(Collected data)
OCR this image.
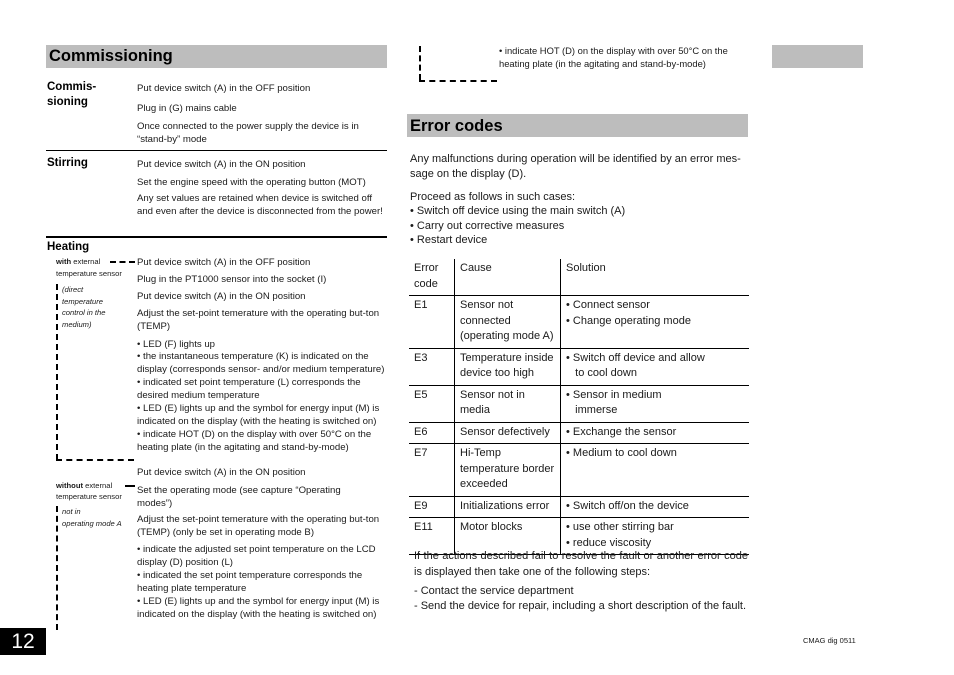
Commissioning
Commis-
sioning
Put device switch (A) in the OFF position
Plug in (G) mains cable
Once connected to the power supply the device is in “stand-by” mode
Stirring	Put device switch (A) in the ON position
Set the engine speed with the operating button (MOT)
Any set values are retained when device is switched off and even after the device is disconnected from the power!
Heating
with external
temperature sensor
(direct
temperature
control in the
medium)
Put device switch (A) in the OFF position
Plug in the PT1000 sensor into the socket (I)
Put device switch (A) in the ON position
Adjust the set-point temerature with the operating but-ton (TEMP)
• LED (F) lights up
• the instantaneous temperature (K) is indicated on the display (corresponds sensor- and/or medium temperature)
• indicated set point temperature (L) corresponds the desired medium temperature
• LED (E) lights up and the symbol for energy input (M) is indicated on the display (with the heating is switched on)
• indicate HOT (D) on the display with over 50°C on the heating plate (in the agitating and stand-by-mode)
without external
temperature sensor
not in
operating mode A
Put device switch (A) in the ON position
Set the operating mode (see capture “Operating modes”)
Adjust the set-point temerature with the operating but-ton (TEMP) (only be set in operating mode B)
• indicate the adjusted set point temperature on the LCD display (D) position (L)
• indicated the set point temperature corresponds the heating plate temperature
• LED (E) lights up and the symbol for energy input (M) is indicated on the display (with the heating is switched on)
• indicate HOT (D) on the display with over 50°C on the heating plate (in the agitating and stand-by-mode)
Error codes
Any malfunctions during operation will be identified by an error mes-sage on the display (D).
Proceed as follows in such cases:
• Switch off device using the main switch (A)
• Carry out corrective measures
• Restart device
Error
code	Cause	Solution
E1	Sensor not connected (operating mode A)	• Connect sensor
• Change operating mode
E3	Temperature inside device too high	• Switch off device and allow
to cool down
E5	Sensor not in media	• Sensor in medium
immerse
E6	Sensor defectively	• Exchange the sensor
E7	Hi-Temp temperature border exceeded	• Medium to cool down
E9	Initializations error	• Switch off/on the device
E11	Motor blocks	• use other stirring bar
• reduce viscosity
If the actions described fail to resolve the fault or another error code is displayed then take one of the following steps:
- Contact the service department
- Send the device for repair, including a short description of the fault.
CMAG dig 0511
12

- What this task involves: From the records above, pull out each line that has "Plug".

- Reply to the exercise:
Plug in (G) mains cable
Plug in the PT1000 sensor into the socket (I)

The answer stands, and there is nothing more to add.